DIRECTIONS FOR THIS TASK:
Return verbatim the stretch of the piece on the Articles of War below, from "The first U.S." up to and including "punishable by death.".

SOURCE EXTRACT:

A Military Corps / Army Regulations / The Articles of War

The Articles of War

Rules for soldiers

By Joseph A. Mussulman

Every non-commissioned officer and soldier, who shall
inlist himself in the service of the United States,
shall at the time of his so inlisting, or within six days afterwards,
have the articles for the government of the forces
of the United States read to him.

The Corps of Volunteers for North Western Discovery, being a detachment of enlisted men who volunteered for special service, were obliged to comply with the basic military rules and regulations contained in two distinct official documents that had been written in the initial heat of the Revolutionary War. One was called Articles of War; the other, Regulations for the Order and Discipline of the Troops of the United States. Two unique circumstances compounded the difficulties of complying with those Articles and Regulations—the small size of the Corps, 23 privates, three sergeants, and two captains; and their distance from larger, permanent U.S. Army garrisons.

Articles of War, 1776

The first U.S. Articles of War, which comprised a comprehensive set of military laws concerning personal conduct and loyalty, were modeled on recently written Massachusetts articles. They were authorized by the Continental Congress on June 30, 1775, a few months after the Continental Army was officially established. The 69 Articles defined most offenses in terms of standards of personal conduct, principally on the part of officers. Penalties for petty offenses, especially by commissioned officers, consisted mostly of cash fines. More serious crimes such as mutiny, sedition, or disobedience of orders, were punishable at the will of a court martial. The severest penalty for a commissioned officer in most cases was to be “cashiered,” or expelled from the army. Corporal punishment—of enlisted men only—was limited to 39 lashes (see Courts Martial). Only three crimes were punishable by death.

Fifteen months later, on September 20, 1776, Congress repealed the 1775 code and enacted a new and expanded one consisting of 101 Articles in 18 Sections, which brought the code more in line with contemporary British law.[1]The Avalon Project at Yale Law School: Journals of the Continental Congress, Articles of War, September 20, 1776. http://www.yale.edu/lawweb/avalon/contcong/09-20-76.htm. Accessed January 18, 2006. When Meriwether Lewis and William Clark referred to the authority of the Articles of War, it was the 1776 code they meant. A total of 16 crimes, including inciting or participating in mutiny or sedition, disobeying an officer’s command, or falling asleep on sentry duty, were punishable by death, “or such other punishment as shall be inflicted by the sentence of a court martial.”

EXTRACTED INFORMATION:
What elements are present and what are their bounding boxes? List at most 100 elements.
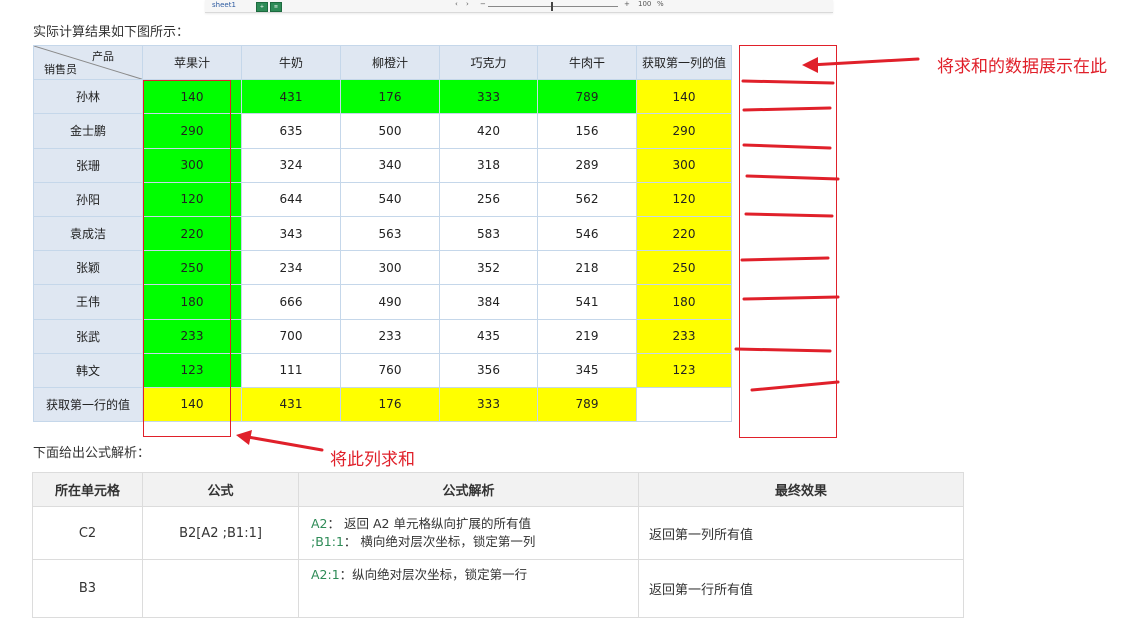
row-label: 孙阳 [33,181,143,217]
sheet-options-icon[interactable]: ≡ [270,2,282,12]
row-label: 袁成洁 [33,215,143,252]
formula-intro-text: 下面给出公式解析： [33,446,151,461]
table-row: 张武 233 700 233 435 219 233 [33,318,732,354]
data-cell: 356 [439,352,538,388]
data-cell: 218 [537,250,637,286]
data-cell: 176 [340,386,440,423]
data-cell: 180 [636,284,732,320]
data-cell: 352 [439,250,538,286]
data-cell: 644 [241,181,341,217]
data-cell: 300 [636,147,732,183]
data-cell: 500 [340,113,440,149]
formula-cell-ref: C2 [32,506,143,560]
data-cell: 563 [340,215,440,252]
data-cell: 333 [439,79,538,115]
data-cell: 233 [636,318,732,354]
explain-code: A2 [311,516,328,531]
scroll-right-icon[interactable]: › [466,0,469,8]
corner-salesman-label: 销售员 [44,63,77,77]
corner-cell: 产品 销售员 [33,44,143,81]
zoom-slider-knob[interactable] [551,2,553,11]
data-cell: 140 [636,79,732,115]
row-label: 张珊 [33,147,143,183]
row-label: 金士鹏 [33,113,143,149]
data-cell: 333 [439,386,538,423]
explain-text: ： 返回 A2 单元格纵向扩展的所有值 [327,516,531,531]
data-cell: 666 [241,284,341,320]
data-cell: 490 [340,284,440,320]
data-cell: 420 [439,113,538,149]
data-cell: 700 [241,318,341,354]
formula-table: 所在单元格 公式 公式解析 最终效果 C2 B2[A2 ;B1:1] A2： 返… [32,472,964,618]
row-label: 张武 [33,318,143,354]
data-cell: 120 [636,181,732,217]
data-cell: 345 [537,352,637,388]
data-cell: 343 [241,215,341,252]
note-sum-column: 将此列求和 [330,450,415,470]
header-cell: 巧克力 [439,44,538,81]
explain-text: ： 横向绝对层次坐标，锁定第一列 [343,534,536,549]
header-cell: 获取第一列的值 [636,44,732,81]
table-row: 张颖 250 234 300 352 218 250 [33,250,732,286]
data-cell: 220 [636,215,732,252]
explain-code: A2:1 [311,567,340,582]
formula-header-cell: 所在单元格 [32,472,143,507]
corner-product-label: 产品 [92,50,114,63]
row-label: 韩文 [33,352,143,388]
data-cell: 431 [241,386,341,423]
formula-explanation: A2： 返回 A2 单元格纵向扩展的所有值 ;B1:1： 横向绝对层次坐标，锁定… [298,506,639,560]
table-header-row: 产品 销售员 苹果汁 牛奶 柳橙汁 巧克力 牛肉干 获取第一列的值 [33,44,732,81]
explain-code: ;B1:1 [311,534,344,549]
percent-sign: % [657,0,664,8]
zoom-slider-track[interactable] [488,6,618,7]
data-cell: 583 [439,215,538,252]
data-cell: 562 [537,181,637,217]
data-cell: 234 [241,250,341,286]
data-cell: 290 [636,113,732,149]
data-cell: 324 [241,147,341,183]
zoom-in-icon[interactable]: + [624,0,630,8]
formula-code: B2[A2 ;B1:1] [142,506,299,560]
row-label: 王伟 [33,284,143,320]
formula-header-cell: 最终效果 [638,472,964,507]
table-row: 孙林 140 431 176 333 789 140 [33,79,732,115]
sheet-tab[interactable]: sheet1 [212,1,236,9]
data-cell: 431 [241,79,341,115]
data-cell: 300 [340,250,440,286]
formula-code [142,559,299,618]
formula-effect: 返回第一列所有值 [638,506,964,560]
data-cell: 789 [537,386,637,423]
data-cell: 250 [636,250,732,286]
scroll-left-icon[interactable]: ‹ [455,0,458,8]
data-cell: 289 [537,147,637,183]
explain-text: ：纵向绝对层次坐标，锁定第一行 [339,567,528,582]
note-sum-display: 将求和的数据展示在此 [937,57,1107,77]
data-cell: 156 [537,113,637,149]
table-row: 韩文 123 111 760 356 345 123 [33,352,732,388]
table-row: 张珊 300 324 340 318 289 300 [33,147,732,183]
data-cell [636,386,732,423]
add-sheet-icon[interactable]: + [256,2,268,12]
annotation-arrow-left [236,430,324,452]
header-cell: 牛肉干 [537,44,637,81]
data-cell: 541 [537,284,637,320]
data-cell: 546 [537,215,637,252]
header-cell: 牛奶 [241,44,341,81]
table-row: 孙阳 120 644 540 256 562 120 [33,181,732,217]
intro-text: 实际计算结果如下图所示： [33,25,190,40]
table-row: 袁成洁 220 343 563 583 546 220 [33,215,732,252]
formula-header-cell: 公式 [142,472,299,507]
zoom-out-icon[interactable]: − [480,0,486,8]
row-label: 孙林 [33,79,143,115]
table-row: 王伟 180 666 490 384 541 180 [33,284,732,320]
header-cell: 苹果汁 [142,44,242,81]
first-column-highlight-box [143,80,231,437]
data-cell: 123 [636,352,732,388]
data-cell: 789 [537,79,637,115]
data-cell: 340 [340,147,440,183]
formula-explanation: A2:1：纵向绝对层次坐标，锁定第一行 [298,559,639,618]
data-cell: 111 [241,352,341,388]
data-cell: 384 [439,284,538,320]
data-cell: 176 [340,79,440,115]
formula-header-row: 所在单元格 公式 公式解析 最终效果 [32,472,964,507]
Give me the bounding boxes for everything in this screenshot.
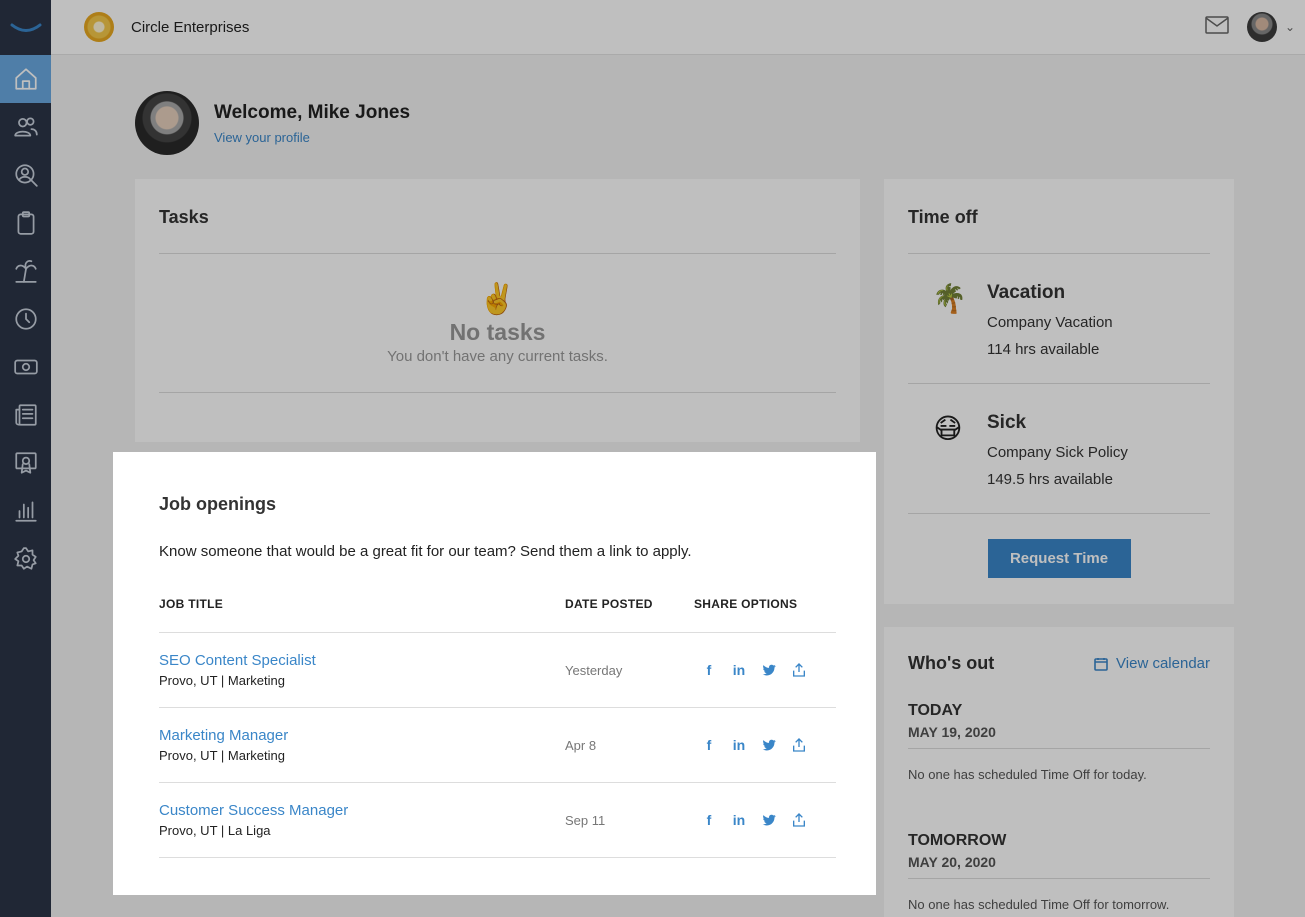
linkedin-icon[interactable]: in <box>724 735 754 755</box>
twitter-icon[interactable] <box>754 735 784 755</box>
share-options: f in <box>694 810 814 830</box>
job-meta: Provo, UT | Marketing <box>159 748 285 763</box>
job-meta: Provo, UT | Marketing <box>159 673 285 688</box>
linkedin-icon[interactable]: in <box>724 810 754 830</box>
job-openings-card: Job openings Know someone that would be … <box>135 466 860 883</box>
share-options: f in <box>694 735 814 755</box>
job-title-link[interactable]: SEO Content Specialist <box>159 652 565 669</box>
share-options: f in <box>694 660 814 680</box>
facebook-icon[interactable]: f <box>694 660 724 680</box>
share-upload-icon[interactable] <box>784 735 814 755</box>
job-openings-description: Know someone that would be a great fit f… <box>159 543 692 560</box>
share-upload-icon[interactable] <box>784 810 814 830</box>
linkedin-icon[interactable]: in <box>724 660 754 680</box>
job-date: Apr 8 <box>565 737 597 753</box>
table-row: SEO Content Specialist Provo, UT | Marke… <box>159 633 836 708</box>
jobs-table-header: JOB TITLE DATE POSTED SHARE OPTIONS <box>159 597 836 633</box>
twitter-icon[interactable] <box>754 810 784 830</box>
job-title-link[interactable]: Marketing Manager <box>159 727 565 744</box>
facebook-icon[interactable]: f <box>694 810 724 830</box>
job-date: Sep 11 <box>565 812 606 828</box>
job-title-link[interactable]: Customer Success Manager <box>159 802 565 819</box>
table-row: Marketing Manager Provo, UT | Marketing … <box>159 708 836 783</box>
column-share-options: SHARE OPTIONS <box>694 597 798 611</box>
job-date: Yesterday <box>565 662 623 678</box>
share-upload-icon[interactable] <box>784 660 814 680</box>
twitter-icon[interactable] <box>754 660 784 680</box>
column-date-posted: DATE POSTED <box>565 597 653 611</box>
facebook-icon[interactable]: f <box>694 735 724 755</box>
column-job-title: JOB TITLE <box>159 597 224 611</box>
job-openings-title: Job openings <box>159 494 276 514</box>
job-meta: Provo, UT | La Liga <box>159 823 271 838</box>
table-row: Customer Success Manager Provo, UT | La … <box>159 783 836 858</box>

FULL SOLUTION:
The first U.S. Articles of War, which comprised a comprehensive set of military laws concerning personal conduct and loyalty, were modeled on recently written Massachusetts articles. They were authorized by the Continental Congress on June 30, 1775, a few months after the Continental Army was officially established. The 69 Articles defined most offenses in terms of standards of personal conduct, principally on the part of officers. Penalties for petty offenses, especially by commissioned officers, consisted mostly of cash fines. More serious crimes such as mutiny, sedition, or disobedience of orders, were punishable at the will of a court martial. The severest penalty for a commissioned officer in most cases was to be “cashiered,” or expelled from the army. Corporal punishment—of enlisted men only—was limited to 39 lashes (see Courts Martial). Only three crimes were punishable by death.